**Directions:** Report every line in the listing that contains the string "name".

Records from a collection:
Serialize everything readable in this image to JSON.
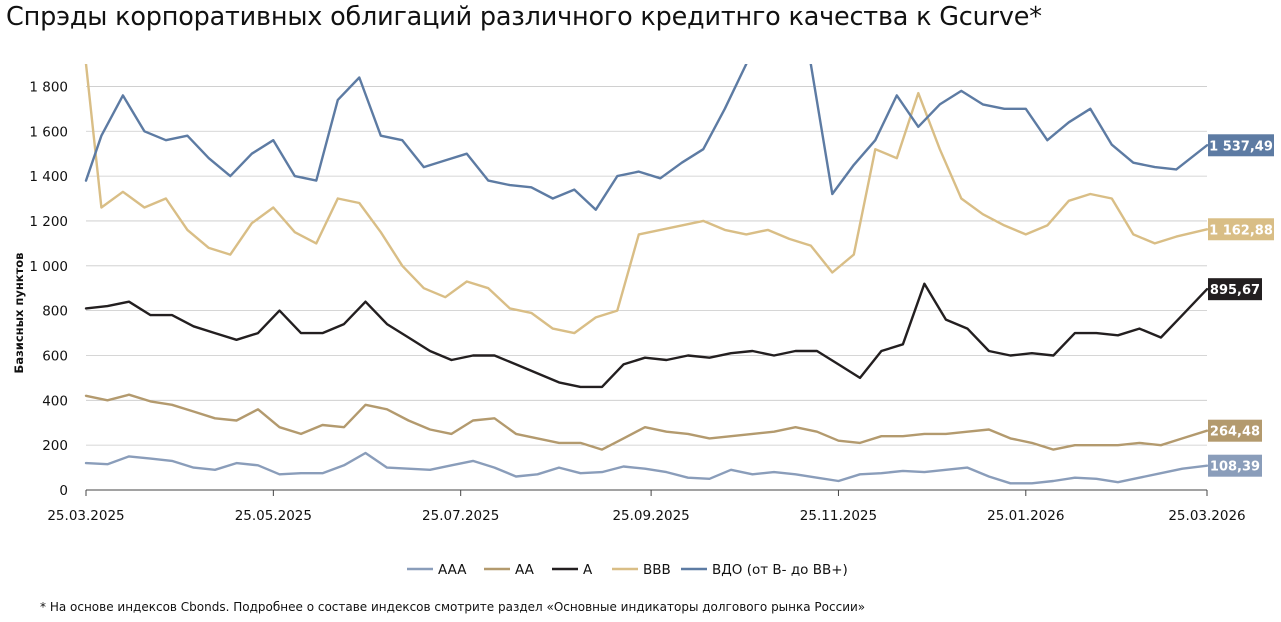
{
  "title": "Спрэды корпоративных облигаций различного кредитнго качества к Gcurve*",
  "footnote": "* На основе индексов Cbonds. Подробнее о составе индексов смотрите раздел «Основные индикаторы долгового рынка России»",
  "chart_data": {
    "type": "line",
    "ylabel": "Базисных пунктов",
    "ylim": [
      0,
      1900
    ],
    "yticks": [
      0,
      200,
      400,
      600,
      800,
      1000,
      1200,
      1400,
      1600,
      1800
    ],
    "ytick_labels": [
      "0",
      "200",
      "400",
      "600",
      "800",
      "1 000",
      "1 200",
      "1 400",
      "1 600",
      "1 800"
    ],
    "xlim": [
      "2025-03-25",
      "2026-03-25"
    ],
    "xticks": [
      "2025-03-25",
      "2025-05-25",
      "2025-07-25",
      "2025-09-25",
      "2025-11-25",
      "2026-01-25",
      "2026-03-25"
    ],
    "xtick_labels": [
      "25.03.2025",
      "25.05.2025",
      "25.07.2025",
      "25.09.2025",
      "25.11.2025",
      "25.01.2026",
      "25.03.2026"
    ],
    "grid": "horizontal",
    "legend_position": "bottom",
    "series": [
      {
        "name": "AAA",
        "color": "#8A9DBA",
        "last_label": "108,39",
        "x": [
          "2025-03-25",
          "2025-04-01",
          "2025-04-08",
          "2025-04-15",
          "2025-04-22",
          "2025-04-29",
          "2025-05-06",
          "2025-05-13",
          "2025-05-20",
          "2025-05-27",
          "2025-06-03",
          "2025-06-10",
          "2025-06-17",
          "2025-06-24",
          "2025-07-01",
          "2025-07-08",
          "2025-07-15",
          "2025-07-22",
          "2025-07-29",
          "2025-08-05",
          "2025-08-12",
          "2025-08-19",
          "2025-08-26",
          "2025-09-02",
          "2025-09-09",
          "2025-09-16",
          "2025-09-23",
          "2025-09-30",
          "2025-10-07",
          "2025-10-14",
          "2025-10-21",
          "2025-10-28",
          "2025-11-04",
          "2025-11-11",
          "2025-11-18",
          "2025-11-25",
          "2025-12-02",
          "2025-12-09",
          "2025-12-16",
          "2025-12-23",
          "2025-12-30",
          "2026-01-06",
          "2026-01-13",
          "2026-01-20",
          "2026-01-27",
          "2026-02-03",
          "2026-02-10",
          "2026-02-17",
          "2026-02-24",
          "2026-03-03",
          "2026-03-10",
          "2026-03-17",
          "2026-03-25"
        ],
        "values": [
          120,
          115,
          150,
          140,
          130,
          100,
          90,
          120,
          110,
          70,
          75,
          75,
          110,
          165,
          100,
          95,
          90,
          110,
          130,
          100,
          60,
          70,
          100,
          75,
          80,
          105,
          95,
          80,
          55,
          50,
          90,
          70,
          80,
          70,
          55,
          40,
          70,
          75,
          85,
          80,
          90,
          100,
          60,
          30,
          30,
          40,
          55,
          50,
          35,
          55,
          75,
          95,
          108.39
        ]
      },
      {
        "name": "AA",
        "color": "#B39A6E",
        "last_label": "264,48",
        "x": [
          "2025-03-25",
          "2025-04-01",
          "2025-04-08",
          "2025-04-15",
          "2025-04-22",
          "2025-04-29",
          "2025-05-06",
          "2025-05-13",
          "2025-05-20",
          "2025-05-27",
          "2025-06-03",
          "2025-06-10",
          "2025-06-17",
          "2025-06-24",
          "2025-07-01",
          "2025-07-08",
          "2025-07-15",
          "2025-07-22",
          "2025-07-29",
          "2025-08-05",
          "2025-08-12",
          "2025-08-19",
          "2025-08-26",
          "2025-09-02",
          "2025-09-09",
          "2025-09-16",
          "2025-09-23",
          "2025-09-30",
          "2025-10-07",
          "2025-10-14",
          "2025-10-21",
          "2025-10-28",
          "2025-11-04",
          "2025-11-11",
          "2025-11-18",
          "2025-11-25",
          "2025-12-02",
          "2025-12-09",
          "2025-12-16",
          "2025-12-23",
          "2025-12-30",
          "2026-01-06",
          "2026-01-13",
          "2026-01-20",
          "2026-01-27",
          "2026-02-03",
          "2026-02-10",
          "2026-02-17",
          "2026-02-24",
          "2026-03-03",
          "2026-03-10",
          "2026-03-17",
          "2026-03-25"
        ],
        "values": [
          420,
          400,
          425,
          395,
          380,
          350,
          320,
          310,
          360,
          280,
          250,
          290,
          280,
          380,
          360,
          310,
          270,
          250,
          310,
          320,
          250,
          230,
          210,
          210,
          180,
          230,
          280,
          260,
          250,
          230,
          240,
          250,
          260,
          280,
          260,
          220,
          210,
          240,
          240,
          250,
          250,
          260,
          270,
          230,
          210,
          180,
          200,
          200,
          200,
          210,
          200,
          230,
          264.48
        ]
      },
      {
        "name": "A",
        "color": "#231F20",
        "last_label": "895,67",
        "x": [
          "2025-03-25",
          "2025-04-01",
          "2025-04-08",
          "2025-04-15",
          "2025-04-22",
          "2025-04-29",
          "2025-05-06",
          "2025-05-13",
          "2025-05-20",
          "2025-05-27",
          "2025-06-03",
          "2025-06-10",
          "2025-06-17",
          "2025-06-24",
          "2025-07-01",
          "2025-07-08",
          "2025-07-15",
          "2025-07-22",
          "2025-07-29",
          "2025-08-05",
          "2025-08-12",
          "2025-08-19",
          "2025-08-26",
          "2025-09-02",
          "2025-09-09",
          "2025-09-16",
          "2025-09-23",
          "2025-09-30",
          "2025-10-07",
          "2025-10-14",
          "2025-10-21",
          "2025-10-28",
          "2025-11-04",
          "2025-11-11",
          "2025-11-18",
          "2025-11-25",
          "2025-12-02",
          "2025-12-09",
          "2025-12-16",
          "2025-12-23",
          "2025-12-30",
          "2026-01-06",
          "2026-01-13",
          "2026-01-20",
          "2026-01-27",
          "2026-02-03",
          "2026-02-10",
          "2026-02-17",
          "2026-02-24",
          "2026-03-03",
          "2026-03-10",
          "2026-03-17",
          "2026-03-25"
        ],
        "values": [
          810,
          820,
          840,
          780,
          780,
          730,
          700,
          670,
          700,
          800,
          700,
          700,
          740,
          840,
          740,
          680,
          620,
          580,
          600,
          600,
          560,
          520,
          480,
          460,
          460,
          560,
          590,
          580,
          600,
          590,
          610,
          620,
          600,
          620,
          620,
          560,
          500,
          620,
          650,
          920,
          760,
          720,
          620,
          600,
          610,
          600,
          700,
          700,
          690,
          720,
          680,
          780,
          895.67
        ]
      },
      {
        "name": "BBB",
        "color": "#D9BE86",
        "last_label": "1 162,88",
        "x": [
          "2025-03-25",
          "2025-03-30",
          "2025-04-06",
          "2025-04-13",
          "2025-04-20",
          "2025-04-27",
          "2025-05-04",
          "2025-05-11",
          "2025-05-18",
          "2025-05-25",
          "2025-06-01",
          "2025-06-08",
          "2025-06-15",
          "2025-06-22",
          "2025-06-29",
          "2025-07-06",
          "2025-07-13",
          "2025-07-20",
          "2025-07-27",
          "2025-08-03",
          "2025-08-10",
          "2025-08-17",
          "2025-08-24",
          "2025-08-31",
          "2025-09-07",
          "2025-09-14",
          "2025-09-21",
          "2025-09-28",
          "2025-10-05",
          "2025-10-12",
          "2025-10-19",
          "2025-10-26",
          "2025-11-02",
          "2025-11-09",
          "2025-11-16",
          "2025-11-23",
          "2025-11-30",
          "2025-12-07",
          "2025-12-14",
          "2025-12-21",
          "2025-12-28",
          "2026-01-04",
          "2026-01-11",
          "2026-01-18",
          "2026-01-25",
          "2026-02-01",
          "2026-02-08",
          "2026-02-15",
          "2026-02-22",
          "2026-03-01",
          "2026-03-08",
          "2026-03-15",
          "2026-03-25"
        ],
        "values": [
          1900,
          1260,
          1330,
          1260,
          1300,
          1160,
          1080,
          1050,
          1190,
          1260,
          1150,
          1100,
          1300,
          1280,
          1150,
          1000,
          900,
          860,
          930,
          900,
          810,
          790,
          720,
          700,
          770,
          800,
          1140,
          1160,
          1180,
          1200,
          1160,
          1140,
          1160,
          1120,
          1090,
          970,
          1050,
          1520,
          1480,
          1770,
          1520,
          1300,
          1230,
          1180,
          1140,
          1180,
          1290,
          1320,
          1300,
          1140,
          1100,
          1130,
          1162.88
        ]
      },
      {
        "name": "ВДО (от B- до BB+)",
        "color": "#5D7BA3",
        "last_label": "1 537,49",
        "x": [
          "2025-03-25",
          "2025-03-30",
          "2025-04-06",
          "2025-04-13",
          "2025-04-20",
          "2025-04-27",
          "2025-05-04",
          "2025-05-11",
          "2025-05-18",
          "2025-05-25",
          "2025-06-01",
          "2025-06-08",
          "2025-06-15",
          "2025-06-22",
          "2025-06-29",
          "2025-07-06",
          "2025-07-13",
          "2025-07-20",
          "2025-07-27",
          "2025-08-03",
          "2025-08-10",
          "2025-08-17",
          "2025-08-24",
          "2025-08-31",
          "2025-09-07",
          "2025-09-14",
          "2025-09-21",
          "2025-09-28",
          "2025-10-05",
          "2025-10-12",
          "2025-10-19",
          "2025-10-26",
          "2025-11-02",
          "2025-11-09",
          "2025-11-16",
          "2025-11-23",
          "2025-11-30",
          "2025-12-07",
          "2025-12-14",
          "2025-12-21",
          "2025-12-28",
          "2026-01-04",
          "2026-01-11",
          "2026-01-18",
          "2026-01-25",
          "2026-02-01",
          "2026-02-08",
          "2026-02-15",
          "2026-02-22",
          "2026-03-01",
          "2026-03-08",
          "2026-03-15",
          "2026-03-25"
        ],
        "values": [
          1380,
          1580,
          1760,
          1600,
          1560,
          1580,
          1480,
          1400,
          1500,
          1560,
          1400,
          1380,
          1740,
          1840,
          1580,
          1560,
          1440,
          1470,
          1500,
          1380,
          1360,
          1350,
          1300,
          1340,
          1250,
          1400,
          1420,
          1390,
          1460,
          1520,
          1700,
          1900,
          null,
          null,
          1900,
          1320,
          1450,
          1560,
          1760,
          1620,
          1720,
          1780,
          1720,
          1700,
          1700,
          1560,
          1640,
          1700,
          1540,
          1460,
          1440,
          1430,
          1537.49
        ]
      }
    ]
  }
}
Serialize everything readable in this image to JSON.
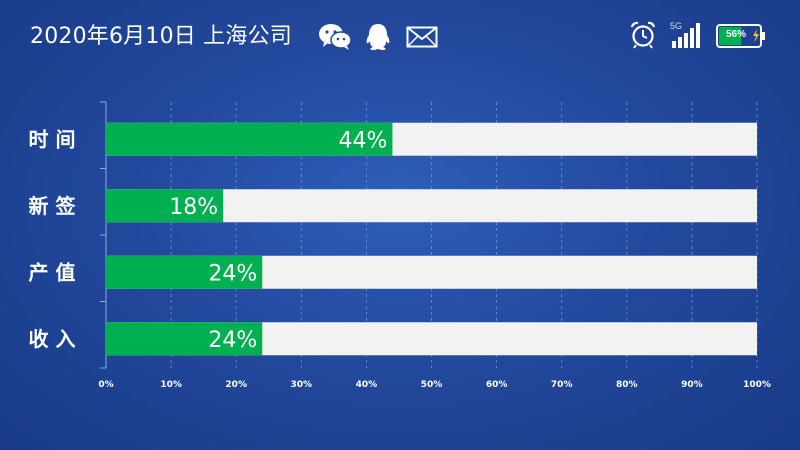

**Complete answer:**
        "name": "AAA",
        "name": "AA",
        "name": "A",
        "name": "BBB",
        "name": "ВДО (от B- до BB+)",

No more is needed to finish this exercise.